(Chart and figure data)
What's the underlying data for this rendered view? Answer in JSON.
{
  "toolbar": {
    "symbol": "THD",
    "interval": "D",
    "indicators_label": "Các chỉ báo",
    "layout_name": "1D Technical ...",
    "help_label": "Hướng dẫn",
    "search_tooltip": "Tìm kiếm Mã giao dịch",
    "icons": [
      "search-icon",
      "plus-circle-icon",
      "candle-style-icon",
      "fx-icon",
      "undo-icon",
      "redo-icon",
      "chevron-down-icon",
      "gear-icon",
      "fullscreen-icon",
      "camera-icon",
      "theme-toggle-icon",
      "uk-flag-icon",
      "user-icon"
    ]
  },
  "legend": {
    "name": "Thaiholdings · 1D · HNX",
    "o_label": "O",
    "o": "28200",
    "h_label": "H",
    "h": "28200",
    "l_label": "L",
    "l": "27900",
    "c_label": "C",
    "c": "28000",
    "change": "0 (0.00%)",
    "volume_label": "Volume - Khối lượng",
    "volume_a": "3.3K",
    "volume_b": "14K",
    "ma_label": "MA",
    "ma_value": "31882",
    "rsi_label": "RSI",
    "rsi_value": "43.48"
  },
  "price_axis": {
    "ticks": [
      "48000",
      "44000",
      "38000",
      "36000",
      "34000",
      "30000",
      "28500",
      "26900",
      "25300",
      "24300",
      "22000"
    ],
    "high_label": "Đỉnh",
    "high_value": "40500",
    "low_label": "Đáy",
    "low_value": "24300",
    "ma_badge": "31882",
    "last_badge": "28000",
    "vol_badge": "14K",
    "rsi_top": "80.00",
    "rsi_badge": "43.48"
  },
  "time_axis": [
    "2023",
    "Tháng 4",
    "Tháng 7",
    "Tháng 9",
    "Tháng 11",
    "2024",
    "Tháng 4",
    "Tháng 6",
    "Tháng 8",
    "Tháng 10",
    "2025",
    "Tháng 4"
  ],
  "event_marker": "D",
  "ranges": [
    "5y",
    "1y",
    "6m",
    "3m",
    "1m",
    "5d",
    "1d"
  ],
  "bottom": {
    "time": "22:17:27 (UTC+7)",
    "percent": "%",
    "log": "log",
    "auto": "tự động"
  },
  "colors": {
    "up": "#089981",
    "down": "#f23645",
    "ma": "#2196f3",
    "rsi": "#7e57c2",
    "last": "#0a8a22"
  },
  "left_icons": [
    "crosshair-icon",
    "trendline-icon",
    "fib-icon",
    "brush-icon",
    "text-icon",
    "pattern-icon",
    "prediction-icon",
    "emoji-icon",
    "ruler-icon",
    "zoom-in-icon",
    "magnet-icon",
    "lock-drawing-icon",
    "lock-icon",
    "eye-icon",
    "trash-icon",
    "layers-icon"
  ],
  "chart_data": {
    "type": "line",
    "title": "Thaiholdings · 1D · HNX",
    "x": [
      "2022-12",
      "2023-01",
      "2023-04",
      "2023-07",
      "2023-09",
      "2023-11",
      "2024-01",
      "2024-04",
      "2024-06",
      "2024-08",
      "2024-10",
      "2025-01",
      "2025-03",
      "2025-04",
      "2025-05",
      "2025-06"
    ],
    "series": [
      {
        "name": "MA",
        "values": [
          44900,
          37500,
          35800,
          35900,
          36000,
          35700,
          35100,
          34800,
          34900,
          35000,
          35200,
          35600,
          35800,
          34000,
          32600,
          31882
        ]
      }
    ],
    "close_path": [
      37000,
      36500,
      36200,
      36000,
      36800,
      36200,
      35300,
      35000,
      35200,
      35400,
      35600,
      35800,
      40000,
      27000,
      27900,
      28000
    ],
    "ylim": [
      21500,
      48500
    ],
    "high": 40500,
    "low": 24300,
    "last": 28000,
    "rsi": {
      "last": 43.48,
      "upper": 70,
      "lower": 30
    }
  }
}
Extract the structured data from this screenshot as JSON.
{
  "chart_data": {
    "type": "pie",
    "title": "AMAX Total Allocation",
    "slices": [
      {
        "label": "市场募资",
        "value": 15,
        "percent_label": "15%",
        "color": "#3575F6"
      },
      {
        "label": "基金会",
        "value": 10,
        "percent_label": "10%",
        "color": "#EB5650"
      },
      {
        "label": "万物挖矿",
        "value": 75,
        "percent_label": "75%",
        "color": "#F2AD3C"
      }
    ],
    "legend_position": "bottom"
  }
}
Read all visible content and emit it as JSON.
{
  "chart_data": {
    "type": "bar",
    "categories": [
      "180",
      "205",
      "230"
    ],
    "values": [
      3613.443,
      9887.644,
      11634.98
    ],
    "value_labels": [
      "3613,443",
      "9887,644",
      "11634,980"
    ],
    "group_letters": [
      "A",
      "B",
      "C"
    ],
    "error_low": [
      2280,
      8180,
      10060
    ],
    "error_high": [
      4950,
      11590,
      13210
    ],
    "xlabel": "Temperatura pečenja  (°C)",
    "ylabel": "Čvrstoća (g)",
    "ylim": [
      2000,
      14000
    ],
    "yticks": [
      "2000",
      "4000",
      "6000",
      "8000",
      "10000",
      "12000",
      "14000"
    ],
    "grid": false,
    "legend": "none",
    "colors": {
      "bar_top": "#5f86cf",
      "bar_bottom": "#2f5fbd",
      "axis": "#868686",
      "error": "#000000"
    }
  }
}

● Exercise goal: Extract each line of the material exactly as it stands.

● Response to this exercise:
What's the underlying data for this rendered view? Answer in JSON.
{
  "toolbar": {
    "symbol": "THD",
    "interval": "D",
    "indicators_label": "Các chỉ báo",
    "layout_name": "1D Technical ...",
    "help_label": "Hướng dẫn",
    "search_tooltip": "Tìm kiếm Mã giao dịch",
    "icons": [
      "search-icon",
      "plus-circle-icon",
      "candle-style-icon",
      "fx-icon",
      "undo-icon",
      "redo-icon",
      "chevron-down-icon",
      "gear-icon",
      "fullscreen-icon",
      "camera-icon",
      "theme-toggle-icon",
      "uk-flag-icon",
      "user-icon"
    ]
  },
  "legend": {
    "name": "Thaiholdings · 1D · HNX",
    "o_label": "O",
    "o": "28200",
    "h_label": "H",
    "h": "28200",
    "l_label": "L",
    "l": "27900",
    "c_label": "C",
    "c": "28000",
    "change": "0 (0.00%)",
    "volume_label": "Volume - Khối lượng",
    "volume_a": "3.3K",
    "volume_b": "14K",
    "ma_label": "MA",
    "ma_value": "31882",
    "rsi_label": "RSI",
    "rsi_value": "43.48"
  },
  "price_axis": {
    "ticks": [
      "48000",
      "44000",
      "38000",
      "36000",
      "34000",
      "30000",
      "28500",
      "26900",
      "25300",
      "24300",
      "22000"
    ],
    "high_label": "Đỉnh",
    "high_value": "40500",
    "low_label": "Đáy",
    "low_value": "24300",
    "ma_badge": "31882",
    "last_badge": "28000",
    "vol_badge": "14K",
    "rsi_top": "80.00",
    "rsi_badge": "43.48"
  },
  "time_axis": [
    "2023",
    "Tháng 4",
    "Tháng 7",
    "Tháng 9",
    "Tháng 11",
    "2024",
    "Tháng 4",
    "Tháng 6",
    "Tháng 8",
    "Tháng 10",
    "2025",
    "Tháng 4"
  ],
  "event_marker": "D",
  "ranges": [
    "5y",
    "1y",
    "6m",
    "3m",
    "1m",
    "5d",
    "1d"
  ],
  "bottom": {
    "time": "22:17:27 (UTC+7)",
    "percent": "%",
    "log": "log",
    "auto": "tự động"
  },
  "colors": {
    "up": "#089981",
    "down": "#f23645",
    "ma": "#2196f3",
    "rsi": "#7e57c2",
    "last": "#0a8a22"
  },
  "left_icons": [
    "crosshair-icon",
    "trendline-icon",
    "fib-icon",
    "brush-icon",
    "text-icon",
    "pattern-icon",
    "prediction-icon",
    "emoji-icon",
    "ruler-icon",
    "zoom-in-icon",
    "magnet-icon",
    "lock-drawing-icon",
    "lock-icon",
    "eye-icon",
    "trash-icon",
    "layers-icon"
  ],
  "chart_data": {
    "type": "line",
    "title": "Thaiholdings · 1D · HNX",
    "x": [
      "2022-12",
      "2023-01",
      "2023-04",
      "2023-07",
      "2023-09",
      "2023-11",
      "2024-01",
      "2024-04",
      "2024-06",
      "2024-08",
      "2024-10",
      "2025-01",
      "2025-03",
      "2025-04",
      "2025-05",
      "2025-06"
    ],
    "series": [
      {
        "name": "MA",
        "values": [
          44900,
          37500,
          35800,
          35900,
          36000,
          35700,
          35100,
          34800,
          34900,
          35000,
          35200,
          35600,
          35800,
          34000,
          32600,
          31882
        ]
      }
    ],
    "close_path": [
      37000,
      36500,
      36200,
      36000,
      36800,
      36200,
      35300,
      35000,
      35200,
      35400,
      35600,
      35800,
      40000,
      27000,
      27900,
      28000
    ],
    "ylim": [
      21500,
      48500
    ],
    "high": 40500,
    "low": 24300,
    "last": 28000,
    "rsi": {
      "last": 43.48,
      "upper": 70,
      "lower": 30
    }
  }
}
Extract the structured data from this screenshot as JSON.
{
  "chart_data": {
    "type": "pie",
    "title": "AMAX Total Allocation",
    "slices": [
      {
        "label": "市场募资",
        "value": 15,
        "percent_label": "15%",
        "color": "#3575F6"
      },
      {
        "label": "基金会",
        "value": 10,
        "percent_label": "10%",
        "color": "#EB5650"
      },
      {
        "label": "万物挖矿",
        "value": 75,
        "percent_label": "75%",
        "color": "#F2AD3C"
      }
    ],
    "legend_position": "bottom"
  }
}
Read all visible content and emit it as JSON.
{
  "chart_data": {
    "type": "bar",
    "categories": [
      "180",
      "205",
      "230"
    ],
    "values": [
      3613.443,
      9887.644,
      11634.98
    ],
    "value_labels": [
      "3613,443",
      "9887,644",
      "11634,980"
    ],
    "group_letters": [
      "A",
      "B",
      "C"
    ],
    "error_low": [
      2280,
      8180,
      10060
    ],
    "error_high": [
      4950,
      11590,
      13210
    ],
    "xlabel": "Temperatura pečenja  (°C)",
    "ylabel": "Čvrstoća (g)",
    "ylim": [
      2000,
      14000
    ],
    "yticks": [
      "2000",
      "4000",
      "6000",
      "8000",
      "10000",
      "12000",
      "14000"
    ],
    "grid": false,
    "legend": "none",
    "colors": {
      "bar_top": "#5f86cf",
      "bar_bottom": "#2f5fbd",
      "axis": "#868686",
      "error": "#000000"
    }
  }
}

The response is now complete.